*Excerpt to read*.
== Segment start ==

Mice Lacking Phosphatidylinositol Transfer Protein-α Exhibit Spinocerebellar Degeneration, Intestinal and Hepatic Steatosis, and Hypoglycemia

• Published in: The Journal of biological chemistry Vol. 278; no. 35; p. 33501
• Main Authors: James G. Alb, Jr, Jorge D. Cortese, Scott E. Phillips, Roger L. Albin, Tim R. Nagy, Bruce A. Hamilton, Vytas A. Bankaitis
• Format: Journal Article
• Language: English
• Published: American Society for Biochemistry and Molecular Biology 29.08.2003
• ISSN: 0021-9258; 1083-351X
• DOI: 10.1074/jbc.M303591200

Phosphatidylinositol transfer proteins (PITPs) regulate the interface between lipid metabolism and cellular functions. We now report that ablation of PITPα function leads to aponecrotic spinocerebellar disease, hypoglycemia, and intestinal and hepatic steatosis in mice. The data indicate that hypoglycemia is in part associated with reduced proglucagon gene expression and glycogenolysis that result from pancreatic islet cell defects. The intestinal and hepatic steatosis results from the intracellular accumulation of neutral lipid and free fatty acid mass in these organs and suggests defective trafficking of triglycerides and diacylglycerols from the endoplasmic reticulum. We propose that deranged intestinal and hepatic lipid metabolism and defective proglucagon gene expression contribute to hypoglycemia in PITP α – / – mice, and that hypoglycemia is a significant contributing factor in the onset of spinocerebellar disease. Taken together, the data suggest an unanticipated role for PITPα in with glucose homeostasis and in mammalian endoplasmic reticulum functions that interface with transport of specific luminal lipid cargoes.

== Segment end ==

*Entries provided*.
== Segment start ==

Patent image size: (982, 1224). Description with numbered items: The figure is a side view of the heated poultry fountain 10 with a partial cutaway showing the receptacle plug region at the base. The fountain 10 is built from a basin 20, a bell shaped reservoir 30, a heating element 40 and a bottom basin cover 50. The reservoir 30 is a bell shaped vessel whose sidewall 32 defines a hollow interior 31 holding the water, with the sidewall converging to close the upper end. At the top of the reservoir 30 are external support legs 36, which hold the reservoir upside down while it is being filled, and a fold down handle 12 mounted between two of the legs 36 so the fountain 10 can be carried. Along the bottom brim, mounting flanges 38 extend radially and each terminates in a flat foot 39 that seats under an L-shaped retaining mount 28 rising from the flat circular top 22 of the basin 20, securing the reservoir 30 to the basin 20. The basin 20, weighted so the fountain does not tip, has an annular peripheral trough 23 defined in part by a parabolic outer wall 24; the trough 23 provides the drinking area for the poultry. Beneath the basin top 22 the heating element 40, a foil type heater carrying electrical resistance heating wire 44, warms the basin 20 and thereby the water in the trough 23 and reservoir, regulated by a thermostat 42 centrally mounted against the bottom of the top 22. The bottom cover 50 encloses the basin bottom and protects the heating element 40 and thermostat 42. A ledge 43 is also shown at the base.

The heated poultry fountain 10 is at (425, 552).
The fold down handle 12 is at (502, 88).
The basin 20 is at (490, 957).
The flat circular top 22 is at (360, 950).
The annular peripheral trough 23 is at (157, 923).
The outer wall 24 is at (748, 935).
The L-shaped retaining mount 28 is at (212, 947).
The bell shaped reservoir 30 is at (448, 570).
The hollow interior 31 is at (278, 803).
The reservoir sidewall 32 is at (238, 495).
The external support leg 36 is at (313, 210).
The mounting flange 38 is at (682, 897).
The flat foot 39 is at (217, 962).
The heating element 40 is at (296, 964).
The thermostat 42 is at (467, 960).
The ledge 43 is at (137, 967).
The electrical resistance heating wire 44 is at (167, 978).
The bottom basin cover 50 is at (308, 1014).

== Segment end ==

*What is being asked*.
Please list every main author named in the text about PITPα-deficient mice. Work only from the text about PITPα-deficient mice, not from the records.

*Solution below*.
James G. Alb, Jr
Jorge D. Cortese
Scott E. Phillips
Roger L. Albin
Tim R. Nagy
Bruce A. Hamilton
Vytas A. Bankaitis